Find all lines in the listing that include the word "Accessaries", then copy them.

Records
########################################

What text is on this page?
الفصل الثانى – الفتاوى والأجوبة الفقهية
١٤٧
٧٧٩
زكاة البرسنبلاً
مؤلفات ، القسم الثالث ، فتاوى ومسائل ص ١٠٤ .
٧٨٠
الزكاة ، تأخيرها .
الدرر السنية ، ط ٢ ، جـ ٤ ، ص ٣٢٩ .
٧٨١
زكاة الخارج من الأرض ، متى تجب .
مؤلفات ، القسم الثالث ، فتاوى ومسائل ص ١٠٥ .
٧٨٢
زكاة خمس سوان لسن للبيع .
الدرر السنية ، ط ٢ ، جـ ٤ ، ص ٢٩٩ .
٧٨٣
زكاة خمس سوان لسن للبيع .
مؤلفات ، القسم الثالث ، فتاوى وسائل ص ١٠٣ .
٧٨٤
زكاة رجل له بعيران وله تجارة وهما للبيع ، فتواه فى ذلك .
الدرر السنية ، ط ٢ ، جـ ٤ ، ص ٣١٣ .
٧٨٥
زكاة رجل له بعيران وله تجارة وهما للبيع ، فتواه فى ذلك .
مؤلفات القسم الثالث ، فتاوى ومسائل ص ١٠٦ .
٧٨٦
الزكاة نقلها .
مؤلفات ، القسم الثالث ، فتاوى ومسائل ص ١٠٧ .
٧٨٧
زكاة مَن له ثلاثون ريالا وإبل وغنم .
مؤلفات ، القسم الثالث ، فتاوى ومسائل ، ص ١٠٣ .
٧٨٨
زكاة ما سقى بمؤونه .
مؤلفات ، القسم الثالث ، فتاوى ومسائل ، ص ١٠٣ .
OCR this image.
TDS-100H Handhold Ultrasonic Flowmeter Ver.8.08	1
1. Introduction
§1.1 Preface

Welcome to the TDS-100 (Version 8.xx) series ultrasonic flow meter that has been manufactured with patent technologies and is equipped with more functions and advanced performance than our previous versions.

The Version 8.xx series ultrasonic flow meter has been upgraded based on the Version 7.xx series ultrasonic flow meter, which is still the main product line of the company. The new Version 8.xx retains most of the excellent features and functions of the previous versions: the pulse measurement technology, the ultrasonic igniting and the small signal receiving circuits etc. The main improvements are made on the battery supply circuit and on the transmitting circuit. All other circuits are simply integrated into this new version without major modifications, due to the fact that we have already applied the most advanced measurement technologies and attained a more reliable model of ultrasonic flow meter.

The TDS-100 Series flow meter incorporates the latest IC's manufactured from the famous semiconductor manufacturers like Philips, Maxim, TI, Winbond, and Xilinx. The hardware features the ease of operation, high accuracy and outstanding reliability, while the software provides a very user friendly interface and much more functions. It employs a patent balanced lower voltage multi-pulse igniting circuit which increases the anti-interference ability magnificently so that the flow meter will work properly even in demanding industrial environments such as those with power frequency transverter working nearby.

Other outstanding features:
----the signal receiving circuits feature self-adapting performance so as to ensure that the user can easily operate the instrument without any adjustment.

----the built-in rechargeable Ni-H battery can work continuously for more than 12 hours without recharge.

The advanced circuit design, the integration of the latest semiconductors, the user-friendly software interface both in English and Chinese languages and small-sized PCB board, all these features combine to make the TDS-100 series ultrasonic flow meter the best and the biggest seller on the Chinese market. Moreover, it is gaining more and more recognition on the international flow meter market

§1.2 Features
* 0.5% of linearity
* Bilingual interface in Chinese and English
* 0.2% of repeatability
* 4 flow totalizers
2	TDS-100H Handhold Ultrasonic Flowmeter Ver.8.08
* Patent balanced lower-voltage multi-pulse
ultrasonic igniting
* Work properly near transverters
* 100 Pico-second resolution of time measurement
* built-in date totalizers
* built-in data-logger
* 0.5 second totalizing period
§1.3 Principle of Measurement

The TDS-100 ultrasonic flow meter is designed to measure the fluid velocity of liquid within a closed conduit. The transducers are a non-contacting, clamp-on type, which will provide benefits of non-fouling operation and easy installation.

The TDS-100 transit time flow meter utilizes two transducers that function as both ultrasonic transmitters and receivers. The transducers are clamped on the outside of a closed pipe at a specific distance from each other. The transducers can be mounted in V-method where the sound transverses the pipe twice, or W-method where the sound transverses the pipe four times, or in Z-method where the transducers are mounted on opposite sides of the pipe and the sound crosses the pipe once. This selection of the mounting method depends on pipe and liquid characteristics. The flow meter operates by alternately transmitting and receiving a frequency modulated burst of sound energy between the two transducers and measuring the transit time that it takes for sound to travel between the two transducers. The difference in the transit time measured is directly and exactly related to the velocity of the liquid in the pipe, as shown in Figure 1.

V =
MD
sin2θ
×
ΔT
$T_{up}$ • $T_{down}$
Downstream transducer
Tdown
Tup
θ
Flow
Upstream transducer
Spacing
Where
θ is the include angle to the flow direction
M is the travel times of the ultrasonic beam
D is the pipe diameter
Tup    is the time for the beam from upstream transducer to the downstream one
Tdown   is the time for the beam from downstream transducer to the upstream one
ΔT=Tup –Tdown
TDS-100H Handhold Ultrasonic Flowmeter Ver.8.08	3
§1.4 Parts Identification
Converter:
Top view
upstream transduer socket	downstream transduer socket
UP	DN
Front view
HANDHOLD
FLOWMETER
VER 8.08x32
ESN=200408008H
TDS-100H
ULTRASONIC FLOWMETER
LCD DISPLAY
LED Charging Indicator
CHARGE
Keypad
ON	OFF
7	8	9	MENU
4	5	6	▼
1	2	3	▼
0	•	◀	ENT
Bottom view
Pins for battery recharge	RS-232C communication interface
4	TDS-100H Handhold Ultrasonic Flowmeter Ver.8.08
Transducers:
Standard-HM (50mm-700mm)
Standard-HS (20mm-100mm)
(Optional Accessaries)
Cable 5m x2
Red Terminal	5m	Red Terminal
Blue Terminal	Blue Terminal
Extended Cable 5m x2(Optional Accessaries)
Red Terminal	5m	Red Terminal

########################################

Right answer:
(Optional Accessaries)
Extended Cable 5m x2(Optional Accessaries)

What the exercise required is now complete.